ENTRIES
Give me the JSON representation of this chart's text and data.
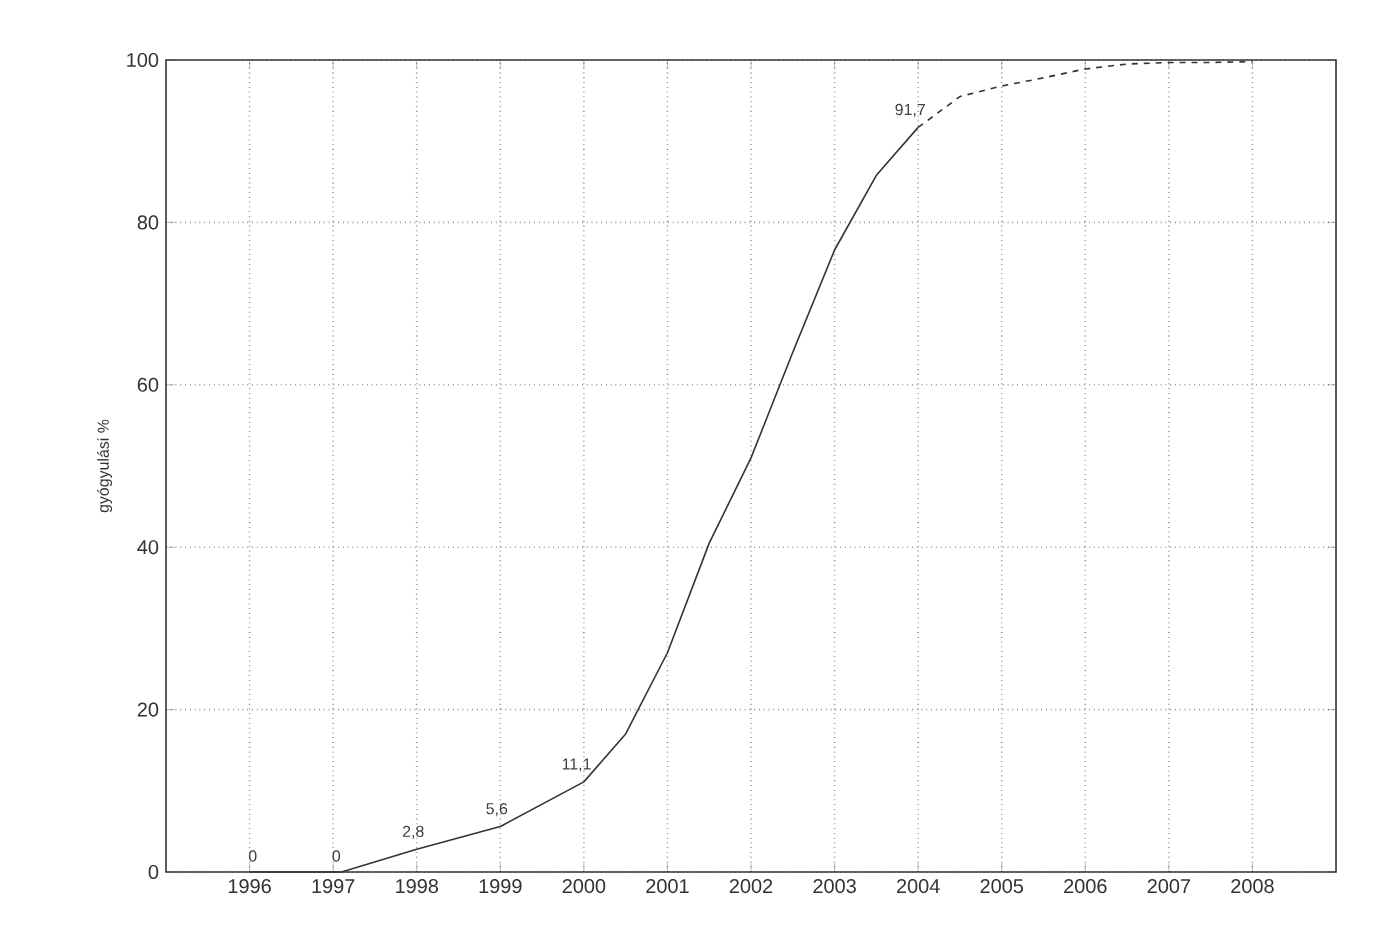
{
  "chart_data": {
    "type": "line",
    "ylabel": "gyógyulási %",
    "xlim": [
      1995,
      2009
    ],
    "xticks": [
      1996,
      1997,
      1998,
      1999,
      2000,
      2001,
      2002,
      2003,
      2004,
      2005,
      2006,
      2007,
      2008
    ],
    "ylim": [
      0,
      100
    ],
    "yticks": [
      0,
      20,
      40,
      60,
      80,
      100
    ],
    "grid": true,
    "series": [
      {
        "color": "#333333",
        "line_style": "solid",
        "x": [
          1996,
          1997,
          1997.1,
          1998,
          1999,
          2000,
          2000.5,
          2001,
          2001.5,
          2002,
          2002.5,
          2003,
          2003.5,
          2004
        ],
        "values": [
          0,
          0,
          0,
          2.8,
          5.6,
          11.1,
          17,
          27,
          40.5,
          51,
          64,
          76.6,
          85.8,
          91.7
        ],
        "value_labels": [
          "0",
          "0",
          null,
          "2,8",
          "5,6",
          "11,1",
          null,
          null,
          null,
          null,
          null,
          null,
          null,
          "91,7"
        ]
      },
      {
        "color": "#333333",
        "line_style": "dashed",
        "x": [
          2004,
          2004.5,
          2005,
          2005.5,
          2006,
          2006.5,
          2007,
          2007.5,
          2008
        ],
        "values": [
          91.7,
          95.5,
          96.8,
          97.8,
          98.9,
          99.5,
          99.7,
          99.7,
          99.8
        ]
      }
    ]
  }
}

EXERCISE PROMPT
Please write out all of the material above without changing a word, and omit any pictures.

SOLUTION TO THIS EXERCISE
Give me the JSON representation of this chart's text and data.
{
  "chart_data": {
    "type": "line",
    "ylabel": "gyógyulási %",
    "xlim": [
      1995,
      2009
    ],
    "xticks": [
      1996,
      1997,
      1998,
      1999,
      2000,
      2001,
      2002,
      2003,
      2004,
      2005,
      2006,
      2007,
      2008
    ],
    "ylim": [
      0,
      100
    ],
    "yticks": [
      0,
      20,
      40,
      60,
      80,
      100
    ],
    "grid": true,
    "series": [
      {
        "color": "#333333",
        "line_style": "solid",
        "x": [
          1996,
          1997,
          1997.1,
          1998,
          1999,
          2000,
          2000.5,
          2001,
          2001.5,
          2002,
          2002.5,
          2003,
          2003.5,
          2004
        ],
        "values": [
          0,
          0,
          0,
          2.8,
          5.6,
          11.1,
          17,
          27,
          40.5,
          51,
          64,
          76.6,
          85.8,
          91.7
        ],
        "value_labels": [
          "0",
          "0",
          null,
          "2,8",
          "5,6",
          "11,1",
          null,
          null,
          null,
          null,
          null,
          null,
          null,
          "91,7"
        ]
      },
      {
        "color": "#333333",
        "line_style": "dashed",
        "x": [
          2004,
          2004.5,
          2005,
          2005.5,
          2006,
          2006.5,
          2007,
          2007.5,
          2008
        ],
        "values": [
          91.7,
          95.5,
          96.8,
          97.8,
          98.9,
          99.5,
          99.7,
          99.7,
          99.8
        ]
      }
    ]
  }
}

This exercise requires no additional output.